- **Problem statement**
Could you rewrite these records with each "notes-cell" changed to "remarks-cell" and everything else kept the same, leaving out the pictures?

Annotated element entries:
<<<<

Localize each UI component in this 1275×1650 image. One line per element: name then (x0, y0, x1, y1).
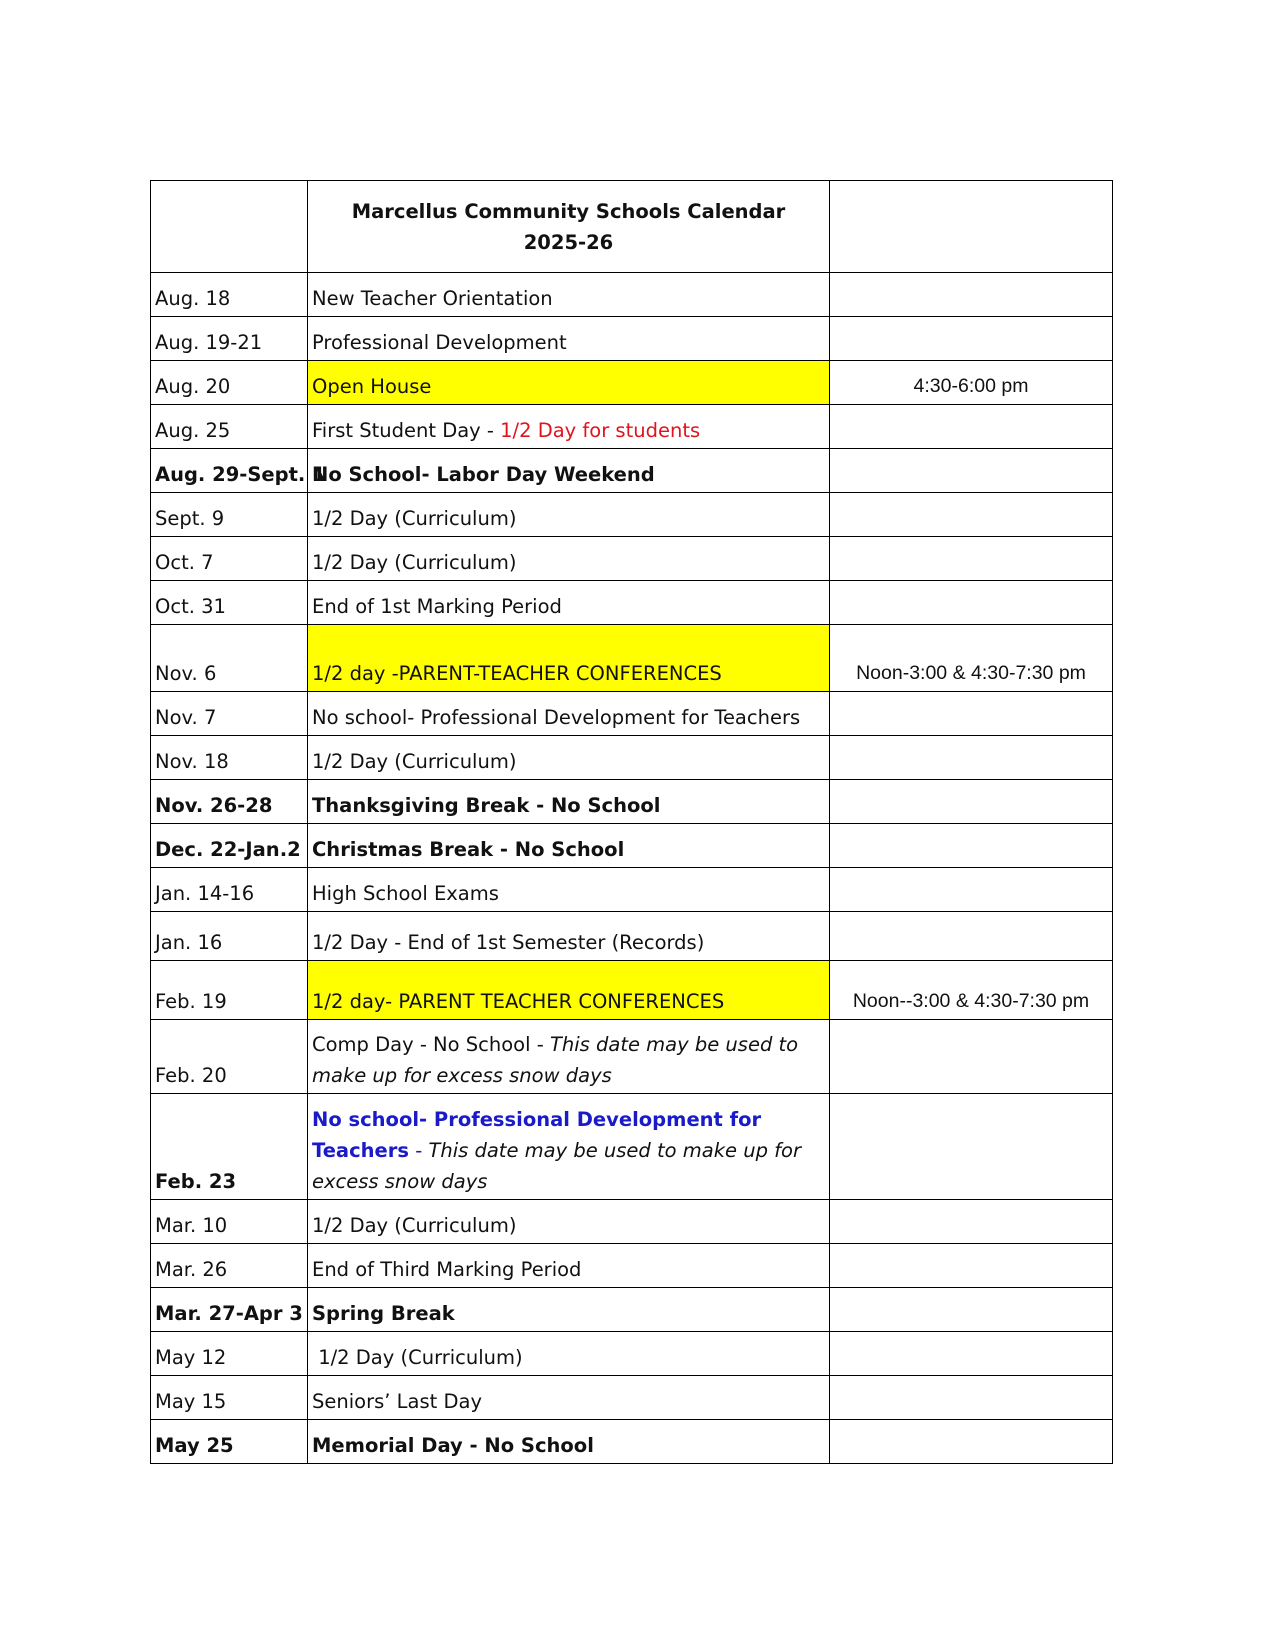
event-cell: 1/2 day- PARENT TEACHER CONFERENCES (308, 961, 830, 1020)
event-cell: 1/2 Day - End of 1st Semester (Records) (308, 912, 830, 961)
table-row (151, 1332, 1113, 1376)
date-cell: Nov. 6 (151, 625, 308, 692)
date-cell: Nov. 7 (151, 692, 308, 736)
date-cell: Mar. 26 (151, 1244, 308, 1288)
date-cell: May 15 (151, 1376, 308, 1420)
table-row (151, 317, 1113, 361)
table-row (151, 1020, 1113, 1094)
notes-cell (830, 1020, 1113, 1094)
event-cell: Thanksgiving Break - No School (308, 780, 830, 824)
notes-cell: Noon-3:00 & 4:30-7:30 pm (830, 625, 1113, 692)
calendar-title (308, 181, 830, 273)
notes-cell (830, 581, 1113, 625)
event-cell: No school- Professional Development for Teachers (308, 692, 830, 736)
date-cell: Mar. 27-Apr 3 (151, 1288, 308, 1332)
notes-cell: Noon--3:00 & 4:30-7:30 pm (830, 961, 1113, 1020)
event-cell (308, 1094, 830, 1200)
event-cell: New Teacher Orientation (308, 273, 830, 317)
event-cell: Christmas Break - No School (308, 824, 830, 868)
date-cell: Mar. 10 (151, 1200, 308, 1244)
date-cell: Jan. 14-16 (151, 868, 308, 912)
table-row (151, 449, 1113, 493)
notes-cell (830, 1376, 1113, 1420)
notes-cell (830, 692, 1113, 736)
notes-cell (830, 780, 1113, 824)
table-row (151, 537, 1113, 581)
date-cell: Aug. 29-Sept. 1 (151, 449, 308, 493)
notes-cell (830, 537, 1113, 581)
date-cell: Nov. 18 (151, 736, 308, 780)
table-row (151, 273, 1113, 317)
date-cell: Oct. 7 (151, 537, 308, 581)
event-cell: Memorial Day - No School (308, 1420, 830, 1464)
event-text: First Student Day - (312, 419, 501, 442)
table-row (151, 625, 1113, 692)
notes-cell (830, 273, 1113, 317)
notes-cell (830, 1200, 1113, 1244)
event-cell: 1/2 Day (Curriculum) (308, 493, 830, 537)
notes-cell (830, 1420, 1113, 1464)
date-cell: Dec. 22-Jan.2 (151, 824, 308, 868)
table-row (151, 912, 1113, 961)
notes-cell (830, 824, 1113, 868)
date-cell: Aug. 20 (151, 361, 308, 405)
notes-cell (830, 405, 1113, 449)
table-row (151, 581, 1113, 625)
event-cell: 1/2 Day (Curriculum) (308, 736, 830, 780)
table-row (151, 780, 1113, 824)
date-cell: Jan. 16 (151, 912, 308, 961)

>>>>

- **Solved problem**
Localize each UI component in this 1275×1650 image. One line per element: name then (x0, y0, x1, y1).
event-cell: 1/2 day- PARENT TEACHER CONFERENCES (308, 961, 830, 1020)
event-cell: 1/2 Day - End of 1st Semester (Records) (308, 912, 830, 961)
table-row (151, 1332, 1113, 1376)
date-cell: Nov. 6 (151, 625, 308, 692)
date-cell: Nov. 7 (151, 692, 308, 736)
date-cell: Mar. 26 (151, 1244, 308, 1288)
date-cell: May 15 (151, 1376, 308, 1420)
table-row (151, 317, 1113, 361)
table-row (151, 1020, 1113, 1094)
remarks-cell (830, 1020, 1113, 1094)
event-cell: Thanksgiving Break - No School (308, 780, 830, 824)
remarks-cell: Noon-3:00 & 4:30-7:30 pm (830, 625, 1113, 692)
calendar-title (308, 181, 830, 273)
remarks-cell (830, 581, 1113, 625)
event-cell: No school- Professional Development for Teachers (308, 692, 830, 736)
date-cell: Mar. 27-Apr 3 (151, 1288, 308, 1332)
remarks-cell: Noon--3:00 & 4:30-7:30 pm (830, 961, 1113, 1020)
event-cell (308, 1094, 830, 1200)
event-cell: New Teacher Orientation (308, 273, 830, 317)
event-cell: Christmas Break - No School (308, 824, 830, 868)
date-cell: Mar. 10 (151, 1200, 308, 1244)
date-cell: Jan. 14-16 (151, 868, 308, 912)
table-row (151, 449, 1113, 493)
remarks-cell (830, 1376, 1113, 1420)
remarks-cell (830, 692, 1113, 736)
remarks-cell (830, 780, 1113, 824)
table-row (151, 537, 1113, 581)
date-cell: Aug. 29-Sept. 1 (151, 449, 308, 493)
remarks-cell (830, 537, 1113, 581)
date-cell: Nov. 18 (151, 736, 308, 780)
table-row (151, 273, 1113, 317)
date-cell: Oct. 7 (151, 537, 308, 581)
event-cell: Memorial Day - No School (308, 1420, 830, 1464)
event-text: First Student Day - (312, 419, 501, 442)
table-row (151, 625, 1113, 692)
remarks-cell (830, 273, 1113, 317)
remarks-cell (830, 1200, 1113, 1244)
event-cell: 1/2 Day (Curriculum) (308, 493, 830, 537)
remarks-cell (830, 1420, 1113, 1464)
date-cell: Dec. 22-Jan.2 (151, 824, 308, 868)
table-row (151, 912, 1113, 961)
remarks-cell (830, 824, 1113, 868)
date-cell: Aug. 20 (151, 361, 308, 405)
remarks-cell (830, 405, 1113, 449)
table-row (151, 581, 1113, 625)
event-cell: 1/2 Day (Curriculum) (308, 736, 830, 780)
table-row (151, 780, 1113, 824)
date-cell: Jan. 16 (151, 912, 308, 961)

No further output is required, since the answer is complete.